Problem requirements: In the listing below, locate the lines bearing the word "Tierra". Copy every one of them.

─── Records shown ───

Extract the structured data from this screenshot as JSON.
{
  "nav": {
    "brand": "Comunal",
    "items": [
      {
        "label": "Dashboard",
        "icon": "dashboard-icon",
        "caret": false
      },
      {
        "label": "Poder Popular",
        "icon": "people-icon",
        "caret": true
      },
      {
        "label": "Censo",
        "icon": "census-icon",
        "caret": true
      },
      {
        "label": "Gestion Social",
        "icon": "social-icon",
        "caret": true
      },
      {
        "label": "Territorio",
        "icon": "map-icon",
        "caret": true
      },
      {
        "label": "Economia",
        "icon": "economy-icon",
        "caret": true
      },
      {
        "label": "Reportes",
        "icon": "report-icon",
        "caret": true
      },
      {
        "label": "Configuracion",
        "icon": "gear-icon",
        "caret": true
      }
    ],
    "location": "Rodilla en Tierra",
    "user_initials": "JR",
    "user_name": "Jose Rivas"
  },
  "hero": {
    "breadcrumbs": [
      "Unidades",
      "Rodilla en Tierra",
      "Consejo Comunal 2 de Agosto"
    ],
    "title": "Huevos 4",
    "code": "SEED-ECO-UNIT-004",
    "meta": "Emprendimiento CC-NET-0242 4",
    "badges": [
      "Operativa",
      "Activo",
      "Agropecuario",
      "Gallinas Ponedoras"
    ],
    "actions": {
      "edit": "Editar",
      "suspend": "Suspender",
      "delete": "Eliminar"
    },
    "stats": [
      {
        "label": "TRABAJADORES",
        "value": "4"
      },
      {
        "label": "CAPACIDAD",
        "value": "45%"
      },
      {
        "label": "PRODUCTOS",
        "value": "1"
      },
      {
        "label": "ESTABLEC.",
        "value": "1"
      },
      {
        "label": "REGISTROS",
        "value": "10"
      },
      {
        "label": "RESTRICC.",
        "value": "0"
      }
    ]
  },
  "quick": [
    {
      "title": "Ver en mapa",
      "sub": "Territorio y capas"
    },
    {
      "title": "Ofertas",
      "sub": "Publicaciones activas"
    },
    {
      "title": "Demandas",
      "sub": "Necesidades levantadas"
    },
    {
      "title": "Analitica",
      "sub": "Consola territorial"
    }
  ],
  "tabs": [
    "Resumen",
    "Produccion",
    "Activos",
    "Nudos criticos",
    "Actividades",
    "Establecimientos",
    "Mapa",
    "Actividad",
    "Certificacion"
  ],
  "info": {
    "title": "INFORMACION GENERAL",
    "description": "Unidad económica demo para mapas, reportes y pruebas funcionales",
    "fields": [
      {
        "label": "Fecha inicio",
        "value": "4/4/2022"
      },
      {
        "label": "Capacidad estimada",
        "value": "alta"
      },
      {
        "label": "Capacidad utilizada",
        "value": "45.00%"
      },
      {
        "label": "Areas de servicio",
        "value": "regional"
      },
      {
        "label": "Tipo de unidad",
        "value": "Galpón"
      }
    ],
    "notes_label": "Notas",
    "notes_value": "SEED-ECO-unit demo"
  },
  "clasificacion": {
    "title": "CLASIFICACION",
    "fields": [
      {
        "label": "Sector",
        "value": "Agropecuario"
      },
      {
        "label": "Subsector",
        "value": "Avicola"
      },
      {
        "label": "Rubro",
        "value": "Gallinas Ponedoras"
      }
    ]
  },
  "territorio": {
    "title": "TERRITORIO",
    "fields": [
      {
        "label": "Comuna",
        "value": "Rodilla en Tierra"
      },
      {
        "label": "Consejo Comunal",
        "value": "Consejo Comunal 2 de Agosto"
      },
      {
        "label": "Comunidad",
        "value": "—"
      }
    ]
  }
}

───

Solution to the exercise:
    "location": "Rodilla en Tierra",
      "Rodilla en Tierra",
        "value": "Rodilla en Tierra"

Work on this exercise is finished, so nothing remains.